* STATED PROBLEM: Write out each line from the data below that includes the word "Срок".

[Start of DATA EXTRACT]

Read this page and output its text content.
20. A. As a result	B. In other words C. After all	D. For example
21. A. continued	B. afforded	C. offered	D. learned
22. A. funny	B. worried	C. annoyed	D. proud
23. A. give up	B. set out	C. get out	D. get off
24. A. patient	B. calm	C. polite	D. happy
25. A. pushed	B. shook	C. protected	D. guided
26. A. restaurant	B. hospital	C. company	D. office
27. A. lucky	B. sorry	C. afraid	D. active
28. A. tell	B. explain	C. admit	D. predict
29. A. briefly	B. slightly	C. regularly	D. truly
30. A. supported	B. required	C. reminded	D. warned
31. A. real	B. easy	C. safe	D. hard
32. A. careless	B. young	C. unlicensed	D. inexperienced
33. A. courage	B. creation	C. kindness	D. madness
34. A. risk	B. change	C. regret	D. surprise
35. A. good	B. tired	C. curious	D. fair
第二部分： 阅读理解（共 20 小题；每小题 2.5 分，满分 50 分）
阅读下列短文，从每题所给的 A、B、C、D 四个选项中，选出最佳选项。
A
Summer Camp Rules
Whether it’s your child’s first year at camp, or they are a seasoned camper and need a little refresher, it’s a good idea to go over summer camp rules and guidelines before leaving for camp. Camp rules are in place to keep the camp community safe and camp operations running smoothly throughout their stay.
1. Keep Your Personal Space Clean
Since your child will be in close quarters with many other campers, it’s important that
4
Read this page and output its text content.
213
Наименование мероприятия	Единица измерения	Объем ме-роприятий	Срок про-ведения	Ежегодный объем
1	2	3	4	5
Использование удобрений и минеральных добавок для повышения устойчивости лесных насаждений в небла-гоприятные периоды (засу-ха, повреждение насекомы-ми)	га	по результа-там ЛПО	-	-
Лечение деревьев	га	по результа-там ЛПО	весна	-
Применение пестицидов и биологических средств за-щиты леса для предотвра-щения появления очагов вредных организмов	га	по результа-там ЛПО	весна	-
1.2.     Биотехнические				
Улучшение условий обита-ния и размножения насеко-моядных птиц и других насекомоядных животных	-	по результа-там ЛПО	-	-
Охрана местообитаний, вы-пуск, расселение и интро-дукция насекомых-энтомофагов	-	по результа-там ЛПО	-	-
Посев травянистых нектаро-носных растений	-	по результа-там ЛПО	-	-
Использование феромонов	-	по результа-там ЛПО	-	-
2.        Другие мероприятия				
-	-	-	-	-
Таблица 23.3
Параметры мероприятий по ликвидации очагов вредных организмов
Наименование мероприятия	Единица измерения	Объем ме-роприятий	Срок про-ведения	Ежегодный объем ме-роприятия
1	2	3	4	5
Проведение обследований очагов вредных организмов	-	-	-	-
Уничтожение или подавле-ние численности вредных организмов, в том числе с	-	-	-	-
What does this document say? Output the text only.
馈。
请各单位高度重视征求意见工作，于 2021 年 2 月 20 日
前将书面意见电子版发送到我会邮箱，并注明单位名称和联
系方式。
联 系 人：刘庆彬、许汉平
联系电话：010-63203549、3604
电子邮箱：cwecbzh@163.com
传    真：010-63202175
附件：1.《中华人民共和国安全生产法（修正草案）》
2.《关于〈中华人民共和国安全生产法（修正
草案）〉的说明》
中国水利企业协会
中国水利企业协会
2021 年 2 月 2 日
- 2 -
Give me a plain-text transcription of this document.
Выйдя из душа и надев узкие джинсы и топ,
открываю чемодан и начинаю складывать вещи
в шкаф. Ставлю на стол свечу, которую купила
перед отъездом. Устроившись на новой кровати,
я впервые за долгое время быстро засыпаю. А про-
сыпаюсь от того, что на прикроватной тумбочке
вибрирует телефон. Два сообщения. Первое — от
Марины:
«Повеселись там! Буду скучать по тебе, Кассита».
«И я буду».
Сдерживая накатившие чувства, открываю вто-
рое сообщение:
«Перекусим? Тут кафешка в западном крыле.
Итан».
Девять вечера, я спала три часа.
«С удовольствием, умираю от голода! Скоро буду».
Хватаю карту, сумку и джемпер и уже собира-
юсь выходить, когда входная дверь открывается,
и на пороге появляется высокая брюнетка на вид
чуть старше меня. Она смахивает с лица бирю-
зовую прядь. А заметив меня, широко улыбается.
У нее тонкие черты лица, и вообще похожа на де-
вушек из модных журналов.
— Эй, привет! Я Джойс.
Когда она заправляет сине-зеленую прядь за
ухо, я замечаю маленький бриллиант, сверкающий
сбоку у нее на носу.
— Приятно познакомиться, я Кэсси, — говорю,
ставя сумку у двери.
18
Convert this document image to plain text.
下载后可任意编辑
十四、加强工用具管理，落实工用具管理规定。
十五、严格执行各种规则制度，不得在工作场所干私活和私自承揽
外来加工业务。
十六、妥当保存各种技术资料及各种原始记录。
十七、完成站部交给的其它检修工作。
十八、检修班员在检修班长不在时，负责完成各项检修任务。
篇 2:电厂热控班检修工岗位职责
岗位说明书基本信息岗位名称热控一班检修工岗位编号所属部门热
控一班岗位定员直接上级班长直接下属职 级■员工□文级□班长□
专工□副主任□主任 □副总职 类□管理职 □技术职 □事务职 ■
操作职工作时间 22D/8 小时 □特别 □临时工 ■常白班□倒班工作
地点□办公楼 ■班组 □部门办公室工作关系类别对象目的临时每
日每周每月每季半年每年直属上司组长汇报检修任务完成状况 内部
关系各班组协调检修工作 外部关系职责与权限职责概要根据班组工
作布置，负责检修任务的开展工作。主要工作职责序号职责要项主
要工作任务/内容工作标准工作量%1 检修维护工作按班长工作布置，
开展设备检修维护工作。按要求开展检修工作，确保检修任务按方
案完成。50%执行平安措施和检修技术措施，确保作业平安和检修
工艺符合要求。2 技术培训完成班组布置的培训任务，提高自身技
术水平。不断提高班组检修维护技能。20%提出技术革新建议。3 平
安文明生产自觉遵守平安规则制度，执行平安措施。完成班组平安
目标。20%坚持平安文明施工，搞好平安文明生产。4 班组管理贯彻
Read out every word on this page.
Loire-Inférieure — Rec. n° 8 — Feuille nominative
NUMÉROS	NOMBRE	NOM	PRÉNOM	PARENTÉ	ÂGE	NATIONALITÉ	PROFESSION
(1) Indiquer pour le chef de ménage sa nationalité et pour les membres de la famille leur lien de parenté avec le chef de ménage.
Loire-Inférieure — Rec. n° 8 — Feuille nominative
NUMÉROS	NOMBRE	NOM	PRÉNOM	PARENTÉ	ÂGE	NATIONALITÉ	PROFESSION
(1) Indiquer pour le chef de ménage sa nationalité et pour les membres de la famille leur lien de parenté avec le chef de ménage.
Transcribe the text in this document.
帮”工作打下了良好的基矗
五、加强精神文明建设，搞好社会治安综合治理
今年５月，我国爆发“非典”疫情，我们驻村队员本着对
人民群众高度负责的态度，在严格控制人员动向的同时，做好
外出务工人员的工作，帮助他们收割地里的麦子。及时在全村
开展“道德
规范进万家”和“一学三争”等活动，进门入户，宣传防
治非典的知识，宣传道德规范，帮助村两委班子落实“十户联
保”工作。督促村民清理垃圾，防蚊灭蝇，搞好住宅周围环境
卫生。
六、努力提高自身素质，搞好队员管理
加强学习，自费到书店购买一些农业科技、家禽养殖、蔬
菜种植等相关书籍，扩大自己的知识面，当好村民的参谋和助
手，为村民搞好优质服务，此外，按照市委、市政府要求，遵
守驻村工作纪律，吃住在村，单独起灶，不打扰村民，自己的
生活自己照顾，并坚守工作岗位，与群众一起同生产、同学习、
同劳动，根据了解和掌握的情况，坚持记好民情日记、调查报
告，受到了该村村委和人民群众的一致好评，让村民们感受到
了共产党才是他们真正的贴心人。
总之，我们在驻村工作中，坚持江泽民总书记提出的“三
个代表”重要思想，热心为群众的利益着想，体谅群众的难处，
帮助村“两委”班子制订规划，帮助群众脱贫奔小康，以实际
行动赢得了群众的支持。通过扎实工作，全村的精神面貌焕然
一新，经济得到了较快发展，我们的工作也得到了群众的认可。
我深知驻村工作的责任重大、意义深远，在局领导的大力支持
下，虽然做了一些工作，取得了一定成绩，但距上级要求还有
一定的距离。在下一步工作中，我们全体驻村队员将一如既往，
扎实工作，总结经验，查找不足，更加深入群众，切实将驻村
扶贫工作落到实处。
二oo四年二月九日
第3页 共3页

[End of DATA EXTRACT]

* REPLY TO THE EXERCISE:
Наименование мероприятия	Единица измерения	Объем ме-роприятий	Срок про-ведения	Ежегодный объем
Наименование мероприятия	Единица измерения	Объем ме-роприятий	Срок про-ведения	Ежегодный объем ме-роприятия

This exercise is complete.